JOB 1: In the post about negative self-talk, what kind of business does the writer run?

Imagine how much more in life we would try, if the barrier to entry wasn’t littered with the roadblocks of our fears and our own self-loathing. What if we spent our lives forgetting to say “I can’t”, and started saying “why not?”

What if we just remembered that in order to change our lives and habits, we do have to make small adjustments and improvements, and that those will stick around longer?

For a great talk on habit change, check out Josh Boone’s TEDx-style talk about Habit & Behavior Change that he gave when we were in Malaysia. (Seriously. Check it out.)

Yet, with all the conscious rationalization I have about positive thinking and small steps to great success, I still internalize so much of the negative self-talk. I’ve been job searching these days, in order to find a cool role that lights me up and energizes me, but with every job I see, I’ve been beating myself up about not having every possible qualification.

What gives? I’m a reliable, energetic, ridiculously innovative candidate, and a huge asset to all the teams I’ve ever joined. So what if I have a unique back-story? Why do I need to fight my own fears on top of putting myself in full view of people who need my services?

What if we spent our lives forgetting to say “I can’t”, and started saying “why not?”

I find I needed to re-center and re-affirm my own motivations.
Why, exactly, do I want to move away from the flexibility and self-direction of my freelance design strategy business? Oh! Because I feel I can be actively more helpful in a full-time position: I want to dig deep and help companies and people create sustainable, socially impactful products and services. I want to show up and help build shifts in legislation and product design and daily habits to actively and passively change our screwed up, wasteful system for the better. And, I’d love to work with a team every-day that does that. (Know of anything? Drop me a line!)

I pride myself on providing this support for others, so why is it that we can’t be good friends to ourselves?

When it comes to support, love, and positive thinking, we’re the first to tear ourselves down. What gives? (For another great TEDtalk about how to remove negative thinking, check this out!)

The not-s0-perfect step in the right direction, or, what inspired my post today: A fight about a cleanse.

JOB 2: Can you recast the data-source rows, from the first one through the line containing "sample-point xyxy=(241,262,245,266)", as a Markdown table with the columns Row and Line, leaving out blank lines?

(Records from a data source)

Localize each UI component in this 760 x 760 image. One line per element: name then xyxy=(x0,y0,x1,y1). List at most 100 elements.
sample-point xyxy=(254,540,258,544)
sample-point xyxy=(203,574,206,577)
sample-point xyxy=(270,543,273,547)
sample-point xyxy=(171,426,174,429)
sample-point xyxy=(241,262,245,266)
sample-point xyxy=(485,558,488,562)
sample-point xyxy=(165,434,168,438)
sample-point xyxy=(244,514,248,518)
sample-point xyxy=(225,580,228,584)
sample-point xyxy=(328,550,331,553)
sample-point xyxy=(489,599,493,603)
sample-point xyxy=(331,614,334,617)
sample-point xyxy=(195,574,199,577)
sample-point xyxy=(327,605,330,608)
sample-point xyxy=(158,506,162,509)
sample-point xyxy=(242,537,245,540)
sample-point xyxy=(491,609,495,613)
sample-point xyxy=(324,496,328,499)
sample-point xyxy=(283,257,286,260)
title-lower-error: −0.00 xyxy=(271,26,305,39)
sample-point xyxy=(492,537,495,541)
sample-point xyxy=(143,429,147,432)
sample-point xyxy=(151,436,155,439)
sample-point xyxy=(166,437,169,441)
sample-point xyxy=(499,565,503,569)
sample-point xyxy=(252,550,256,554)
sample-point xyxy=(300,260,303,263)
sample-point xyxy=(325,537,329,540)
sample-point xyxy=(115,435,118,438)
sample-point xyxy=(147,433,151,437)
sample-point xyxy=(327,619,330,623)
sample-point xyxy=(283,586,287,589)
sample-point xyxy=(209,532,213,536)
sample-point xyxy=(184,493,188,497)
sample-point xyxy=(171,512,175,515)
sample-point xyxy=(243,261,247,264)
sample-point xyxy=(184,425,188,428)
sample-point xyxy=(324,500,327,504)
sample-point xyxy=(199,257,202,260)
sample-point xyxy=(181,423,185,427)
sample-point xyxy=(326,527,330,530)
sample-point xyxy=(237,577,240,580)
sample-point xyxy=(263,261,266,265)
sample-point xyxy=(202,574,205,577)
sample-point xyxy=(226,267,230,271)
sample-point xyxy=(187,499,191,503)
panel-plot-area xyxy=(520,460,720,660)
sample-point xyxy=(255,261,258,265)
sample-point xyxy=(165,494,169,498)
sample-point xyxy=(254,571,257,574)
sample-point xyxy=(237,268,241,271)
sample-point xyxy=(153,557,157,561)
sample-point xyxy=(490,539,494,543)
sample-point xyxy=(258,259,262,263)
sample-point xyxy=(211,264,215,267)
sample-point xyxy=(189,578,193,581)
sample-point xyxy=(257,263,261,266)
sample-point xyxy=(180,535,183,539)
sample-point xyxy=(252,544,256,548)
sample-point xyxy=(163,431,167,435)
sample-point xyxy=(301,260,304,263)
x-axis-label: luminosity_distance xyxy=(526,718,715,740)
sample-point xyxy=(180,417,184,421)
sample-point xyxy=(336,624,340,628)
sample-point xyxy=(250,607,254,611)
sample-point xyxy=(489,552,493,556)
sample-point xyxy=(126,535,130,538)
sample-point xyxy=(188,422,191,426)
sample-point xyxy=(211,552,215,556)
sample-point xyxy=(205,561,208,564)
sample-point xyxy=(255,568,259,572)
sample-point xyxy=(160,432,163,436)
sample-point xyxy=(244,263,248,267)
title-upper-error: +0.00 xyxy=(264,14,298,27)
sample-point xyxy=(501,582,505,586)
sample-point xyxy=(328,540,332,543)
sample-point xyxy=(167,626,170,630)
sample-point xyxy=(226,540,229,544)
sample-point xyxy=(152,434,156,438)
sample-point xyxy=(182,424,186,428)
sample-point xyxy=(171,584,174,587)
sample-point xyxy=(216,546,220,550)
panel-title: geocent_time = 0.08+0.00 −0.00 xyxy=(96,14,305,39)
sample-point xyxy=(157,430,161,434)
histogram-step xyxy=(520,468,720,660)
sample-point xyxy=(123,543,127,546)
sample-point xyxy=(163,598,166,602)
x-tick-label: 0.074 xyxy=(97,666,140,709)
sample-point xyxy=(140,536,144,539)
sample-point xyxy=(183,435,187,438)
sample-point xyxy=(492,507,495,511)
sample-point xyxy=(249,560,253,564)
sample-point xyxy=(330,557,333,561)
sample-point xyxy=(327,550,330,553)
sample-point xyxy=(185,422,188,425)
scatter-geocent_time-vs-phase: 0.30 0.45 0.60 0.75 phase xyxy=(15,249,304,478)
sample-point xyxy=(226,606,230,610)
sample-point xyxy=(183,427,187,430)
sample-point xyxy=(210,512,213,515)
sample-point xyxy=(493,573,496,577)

WRITTEN REPLY 1: A freelance design strategy business.

WRITTEN REPLY 2:
| Row | Line |
|---|---|
| 1 | Localize each UI component in this 760 x 760 image. One line per element: name then xyxy=(x0,y0,x1,y1). List at most 100 elements. |
| 2 | sample-point xyxy=(254,540,258,544) |
| 3 | sample-point xyxy=(203,574,206,577) |
| 4 | sample-point xyxy=(270,543,273,547) |
| 5 | sample-point xyxy=(171,426,174,429) |
| 6 | sample-point xyxy=(241,262,245,266) |